■ SET TASK
Provide an exact copy of the data, excluding the images.

── DATA IN THIS EXERCISE ──

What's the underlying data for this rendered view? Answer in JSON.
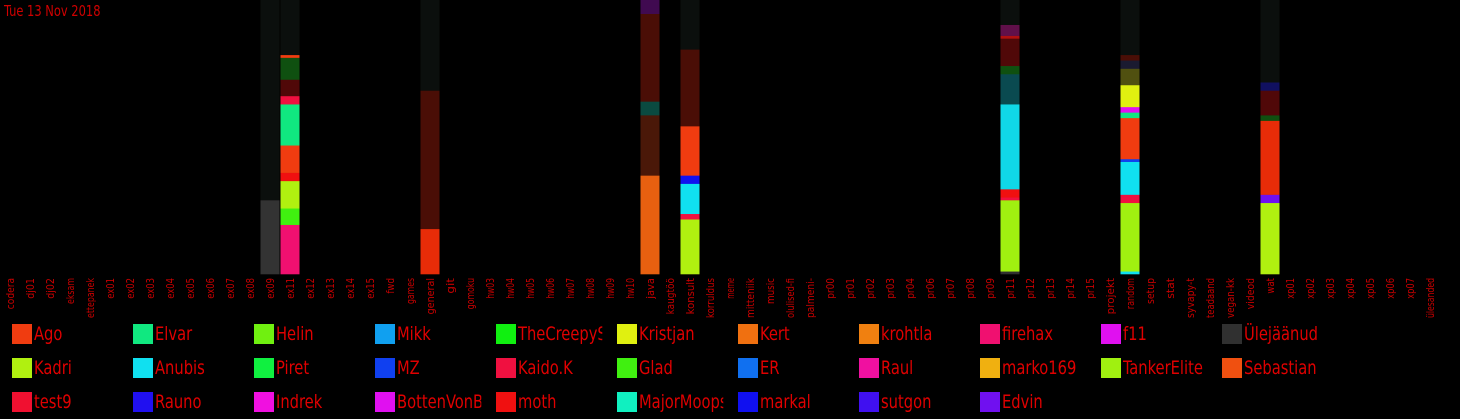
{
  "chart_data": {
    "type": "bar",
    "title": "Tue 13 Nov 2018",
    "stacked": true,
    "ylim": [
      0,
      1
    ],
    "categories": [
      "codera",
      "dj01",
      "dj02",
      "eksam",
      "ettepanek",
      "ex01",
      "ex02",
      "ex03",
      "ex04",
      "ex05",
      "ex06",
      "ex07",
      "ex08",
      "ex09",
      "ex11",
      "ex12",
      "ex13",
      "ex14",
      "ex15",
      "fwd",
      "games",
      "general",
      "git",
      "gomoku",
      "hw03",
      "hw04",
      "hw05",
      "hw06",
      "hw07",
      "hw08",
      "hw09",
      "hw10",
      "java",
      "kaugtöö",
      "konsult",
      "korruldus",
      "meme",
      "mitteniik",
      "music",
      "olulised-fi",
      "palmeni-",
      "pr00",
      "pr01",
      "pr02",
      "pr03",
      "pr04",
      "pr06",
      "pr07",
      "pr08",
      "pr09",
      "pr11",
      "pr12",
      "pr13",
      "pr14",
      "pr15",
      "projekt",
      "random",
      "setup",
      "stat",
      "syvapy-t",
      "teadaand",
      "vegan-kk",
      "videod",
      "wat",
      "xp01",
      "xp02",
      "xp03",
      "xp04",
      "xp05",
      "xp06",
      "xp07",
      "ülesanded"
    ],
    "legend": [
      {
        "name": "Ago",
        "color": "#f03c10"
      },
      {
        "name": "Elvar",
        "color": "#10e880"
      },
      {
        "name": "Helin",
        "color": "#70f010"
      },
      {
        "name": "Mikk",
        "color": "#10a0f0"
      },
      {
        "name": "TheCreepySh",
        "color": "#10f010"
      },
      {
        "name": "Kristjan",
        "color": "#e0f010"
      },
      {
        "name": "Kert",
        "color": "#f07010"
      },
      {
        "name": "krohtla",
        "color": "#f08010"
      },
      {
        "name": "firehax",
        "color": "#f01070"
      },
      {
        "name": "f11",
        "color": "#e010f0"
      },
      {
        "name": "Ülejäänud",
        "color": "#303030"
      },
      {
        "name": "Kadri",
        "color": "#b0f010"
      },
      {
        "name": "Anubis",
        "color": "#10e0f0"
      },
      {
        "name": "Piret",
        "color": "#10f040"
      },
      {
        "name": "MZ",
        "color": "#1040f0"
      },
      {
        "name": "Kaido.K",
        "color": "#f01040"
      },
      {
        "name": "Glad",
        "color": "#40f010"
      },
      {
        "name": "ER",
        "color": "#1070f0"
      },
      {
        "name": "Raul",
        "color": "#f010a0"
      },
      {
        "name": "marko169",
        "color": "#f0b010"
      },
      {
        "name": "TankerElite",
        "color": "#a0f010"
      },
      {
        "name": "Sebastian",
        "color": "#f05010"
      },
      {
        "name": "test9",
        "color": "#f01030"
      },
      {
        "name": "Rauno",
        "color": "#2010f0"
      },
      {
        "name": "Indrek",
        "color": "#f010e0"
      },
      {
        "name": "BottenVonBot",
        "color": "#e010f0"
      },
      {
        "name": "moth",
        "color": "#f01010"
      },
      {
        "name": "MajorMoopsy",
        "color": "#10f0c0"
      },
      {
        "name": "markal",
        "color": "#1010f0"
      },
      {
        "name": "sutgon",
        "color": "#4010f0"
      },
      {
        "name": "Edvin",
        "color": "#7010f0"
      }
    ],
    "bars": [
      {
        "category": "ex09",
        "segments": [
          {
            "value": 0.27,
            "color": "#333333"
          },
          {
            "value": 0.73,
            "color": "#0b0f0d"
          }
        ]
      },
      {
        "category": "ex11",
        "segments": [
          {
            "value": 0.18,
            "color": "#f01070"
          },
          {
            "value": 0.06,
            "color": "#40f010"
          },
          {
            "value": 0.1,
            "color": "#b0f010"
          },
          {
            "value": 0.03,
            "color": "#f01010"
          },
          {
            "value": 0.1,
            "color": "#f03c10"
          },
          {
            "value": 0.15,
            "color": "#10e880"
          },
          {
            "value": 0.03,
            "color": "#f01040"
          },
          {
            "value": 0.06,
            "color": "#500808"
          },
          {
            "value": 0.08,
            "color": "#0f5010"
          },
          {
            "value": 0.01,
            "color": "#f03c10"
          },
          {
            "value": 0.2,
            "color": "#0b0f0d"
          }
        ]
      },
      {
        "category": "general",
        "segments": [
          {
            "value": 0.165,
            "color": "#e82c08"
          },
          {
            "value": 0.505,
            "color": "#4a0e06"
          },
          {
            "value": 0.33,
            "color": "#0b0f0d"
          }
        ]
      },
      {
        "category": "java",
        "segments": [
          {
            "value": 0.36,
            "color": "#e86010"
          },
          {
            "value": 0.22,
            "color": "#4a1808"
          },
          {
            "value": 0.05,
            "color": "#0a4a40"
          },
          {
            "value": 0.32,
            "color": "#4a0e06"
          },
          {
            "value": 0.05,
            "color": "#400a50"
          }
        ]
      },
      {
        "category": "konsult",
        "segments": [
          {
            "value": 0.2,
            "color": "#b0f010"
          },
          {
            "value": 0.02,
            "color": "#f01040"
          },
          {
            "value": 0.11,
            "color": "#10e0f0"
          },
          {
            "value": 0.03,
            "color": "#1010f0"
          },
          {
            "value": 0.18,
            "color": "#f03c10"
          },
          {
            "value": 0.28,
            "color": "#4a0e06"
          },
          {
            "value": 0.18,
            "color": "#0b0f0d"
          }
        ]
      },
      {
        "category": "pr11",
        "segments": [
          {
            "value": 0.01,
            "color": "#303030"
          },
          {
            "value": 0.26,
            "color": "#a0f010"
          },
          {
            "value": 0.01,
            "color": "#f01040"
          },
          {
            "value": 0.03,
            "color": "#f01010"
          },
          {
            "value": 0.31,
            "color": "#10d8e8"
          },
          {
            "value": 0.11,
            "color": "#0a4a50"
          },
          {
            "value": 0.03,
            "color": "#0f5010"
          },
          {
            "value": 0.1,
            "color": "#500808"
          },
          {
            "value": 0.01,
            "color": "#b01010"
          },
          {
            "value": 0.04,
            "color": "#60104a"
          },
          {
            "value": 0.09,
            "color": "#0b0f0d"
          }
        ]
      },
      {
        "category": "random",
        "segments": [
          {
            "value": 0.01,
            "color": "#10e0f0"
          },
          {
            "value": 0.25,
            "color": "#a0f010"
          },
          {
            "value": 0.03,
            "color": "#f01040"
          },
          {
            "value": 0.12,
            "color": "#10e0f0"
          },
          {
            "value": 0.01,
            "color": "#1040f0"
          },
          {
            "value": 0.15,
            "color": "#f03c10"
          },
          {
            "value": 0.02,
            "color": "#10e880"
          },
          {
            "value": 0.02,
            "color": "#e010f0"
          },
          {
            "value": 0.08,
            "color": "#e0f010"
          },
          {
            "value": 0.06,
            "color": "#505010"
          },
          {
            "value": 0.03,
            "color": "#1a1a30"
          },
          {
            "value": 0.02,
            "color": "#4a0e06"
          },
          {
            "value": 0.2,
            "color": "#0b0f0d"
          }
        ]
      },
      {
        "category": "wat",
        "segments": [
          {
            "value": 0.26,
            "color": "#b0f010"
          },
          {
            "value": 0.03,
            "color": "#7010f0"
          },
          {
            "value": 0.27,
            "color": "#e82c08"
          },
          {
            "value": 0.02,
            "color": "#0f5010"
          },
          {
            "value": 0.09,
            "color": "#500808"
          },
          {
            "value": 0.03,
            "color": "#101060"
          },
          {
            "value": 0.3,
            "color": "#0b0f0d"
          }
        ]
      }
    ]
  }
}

───

■ SOLUTION
What's the underlying data for this rendered view? Answer in JSON.
{
  "chart_data": {
    "type": "bar",
    "title": "Tue 13 Nov 2018",
    "stacked": true,
    "ylim": [
      0,
      1
    ],
    "categories": [
      "codera",
      "dj01",
      "dj02",
      "eksam",
      "ettepanek",
      "ex01",
      "ex02",
      "ex03",
      "ex04",
      "ex05",
      "ex06",
      "ex07",
      "ex08",
      "ex09",
      "ex11",
      "ex12",
      "ex13",
      "ex14",
      "ex15",
      "fwd",
      "games",
      "general",
      "git",
      "gomoku",
      "hw03",
      "hw04",
      "hw05",
      "hw06",
      "hw07",
      "hw08",
      "hw09",
      "hw10",
      "java",
      "kaugtöö",
      "konsult",
      "korruldus",
      "meme",
      "mitteniik",
      "music",
      "olulised-fi",
      "palmeni-",
      "pr00",
      "pr01",
      "pr02",
      "pr03",
      "pr04",
      "pr06",
      "pr07",
      "pr08",
      "pr09",
      "pr11",
      "pr12",
      "pr13",
      "pr14",
      "pr15",
      "projekt",
      "random",
      "setup",
      "stat",
      "syvapy-t",
      "teadaand",
      "vegan-kk",
      "videod",
      "wat",
      "xp01",
      "xp02",
      "xp03",
      "xp04",
      "xp05",
      "xp06",
      "xp07",
      "ülesanded"
    ],
    "legend": [
      {
        "name": "Ago",
        "color": "#f03c10"
      },
      {
        "name": "Elvar",
        "color": "#10e880"
      },
      {
        "name": "Helin",
        "color": "#70f010"
      },
      {
        "name": "Mikk",
        "color": "#10a0f0"
      },
      {
        "name": "TheCreepySh",
        "color": "#10f010"
      },
      {
        "name": "Kristjan",
        "color": "#e0f010"
      },
      {
        "name": "Kert",
        "color": "#f07010"
      },
      {
        "name": "krohtla",
        "color": "#f08010"
      },
      {
        "name": "firehax",
        "color": "#f01070"
      },
      {
        "name": "f11",
        "color": "#e010f0"
      },
      {
        "name": "Ülejäänud",
        "color": "#303030"
      },
      {
        "name": "Kadri",
        "color": "#b0f010"
      },
      {
        "name": "Anubis",
        "color": "#10e0f0"
      },
      {
        "name": "Piret",
        "color": "#10f040"
      },
      {
        "name": "MZ",
        "color": "#1040f0"
      },
      {
        "name": "Kaido.K",
        "color": "#f01040"
      },
      {
        "name": "Glad",
        "color": "#40f010"
      },
      {
        "name": "ER",
        "color": "#1070f0"
      },
      {
        "name": "Raul",
        "color": "#f010a0"
      },
      {
        "name": "marko169",
        "color": "#f0b010"
      },
      {
        "name": "TankerElite",
        "color": "#a0f010"
      },
      {
        "name": "Sebastian",
        "color": "#f05010"
      },
      {
        "name": "test9",
        "color": "#f01030"
      },
      {
        "name": "Rauno",
        "color": "#2010f0"
      },
      {
        "name": "Indrek",
        "color": "#f010e0"
      },
      {
        "name": "BottenVonBot",
        "color": "#e010f0"
      },
      {
        "name": "moth",
        "color": "#f01010"
      },
      {
        "name": "MajorMoopsy",
        "color": "#10f0c0"
      },
      {
        "name": "markal",
        "color": "#1010f0"
      },
      {
        "name": "sutgon",
        "color": "#4010f0"
      },
      {
        "name": "Edvin",
        "color": "#7010f0"
      }
    ],
    "bars": [
      {
        "category": "ex09",
        "segments": [
          {
            "value": 0.27,
            "color": "#333333"
          },
          {
            "value": 0.73,
            "color": "#0b0f0d"
          }
        ]
      },
      {
        "category": "ex11",
        "segments": [
          {
            "value": 0.18,
            "color": "#f01070"
          },
          {
            "value": 0.06,
            "color": "#40f010"
          },
          {
            "value": 0.1,
            "color": "#b0f010"
          },
          {
            "value": 0.03,
            "color": "#f01010"
          },
          {
            "value": 0.1,
            "color": "#f03c10"
          },
          {
            "value": 0.15,
            "color": "#10e880"
          },
          {
            "value": 0.03,
            "color": "#f01040"
          },
          {
            "value": 0.06,
            "color": "#500808"
          },
          {
            "value": 0.08,
            "color": "#0f5010"
          },
          {
            "value": 0.01,
            "color": "#f03c10"
          },
          {
            "value": 0.2,
            "color": "#0b0f0d"
          }
        ]
      },
      {
        "category": "general",
        "segments": [
          {
            "value": 0.165,
            "color": "#e82c08"
          },
          {
            "value": 0.505,
            "color": "#4a0e06"
          },
          {
            "value": 0.33,
            "color": "#0b0f0d"
          }
        ]
      },
      {
        "category": "java",
        "segments": [
          {
            "value": 0.36,
            "color": "#e86010"
          },
          {
            "value": 0.22,
            "color": "#4a1808"
          },
          {
            "value": 0.05,
            "color": "#0a4a40"
          },
          {
            "value": 0.32,
            "color": "#4a0e06"
          },
          {
            "value": 0.05,
            "color": "#400a50"
          }
        ]
      },
      {
        "category": "konsult",
        "segments": [
          {
            "value": 0.2,
            "color": "#b0f010"
          },
          {
            "value": 0.02,
            "color": "#f01040"
          },
          {
            "value": 0.11,
            "color": "#10e0f0"
          },
          {
            "value": 0.03,
            "color": "#1010f0"
          },
          {
            "value": 0.18,
            "color": "#f03c10"
          },
          {
            "value": 0.28,
            "color": "#4a0e06"
          },
          {
            "value": 0.18,
            "color": "#0b0f0d"
          }
        ]
      },
      {
        "category": "pr11",
        "segments": [
          {
            "value": 0.01,
            "color": "#303030"
          },
          {
            "value": 0.26,
            "color": "#a0f010"
          },
          {
            "value": 0.01,
            "color": "#f01040"
          },
          {
            "value": 0.03,
            "color": "#f01010"
          },
          {
            "value": 0.31,
            "color": "#10d8e8"
          },
          {
            "value": 0.11,
            "color": "#0a4a50"
          },
          {
            "value": 0.03,
            "color": "#0f5010"
          },
          {
            "value": 0.1,
            "color": "#500808"
          },
          {
            "value": 0.01,
            "color": "#b01010"
          },
          {
            "value": 0.04,
            "color": "#60104a"
          },
          {
            "value": 0.09,
            "color": "#0b0f0d"
          }
        ]
      },
      {
        "category": "random",
        "segments": [
          {
            "value": 0.01,
            "color": "#10e0f0"
          },
          {
            "value": 0.25,
            "color": "#a0f010"
          },
          {
            "value": 0.03,
            "color": "#f01040"
          },
          {
            "value": 0.12,
            "color": "#10e0f0"
          },
          {
            "value": 0.01,
            "color": "#1040f0"
          },
          {
            "value": 0.15,
            "color": "#f03c10"
          },
          {
            "value": 0.02,
            "color": "#10e880"
          },
          {
            "value": 0.02,
            "color": "#e010f0"
          },
          {
            "value": 0.08,
            "color": "#e0f010"
          },
          {
            "value": 0.06,
            "color": "#505010"
          },
          {
            "value": 0.03,
            "color": "#1a1a30"
          },
          {
            "value": 0.02,
            "color": "#4a0e06"
          },
          {
            "value": 0.2,
            "color": "#0b0f0d"
          }
        ]
      },
      {
        "category": "wat",
        "segments": [
          {
            "value": 0.26,
            "color": "#b0f010"
          },
          {
            "value": 0.03,
            "color": "#7010f0"
          },
          {
            "value": 0.27,
            "color": "#e82c08"
          },
          {
            "value": 0.02,
            "color": "#0f5010"
          },
          {
            "value": 0.09,
            "color": "#500808"
          },
          {
            "value": 0.03,
            "color": "#101060"
          },
          {
            "value": 0.3,
            "color": "#0b0f0d"
          }
        ]
      }
    ]
  }
}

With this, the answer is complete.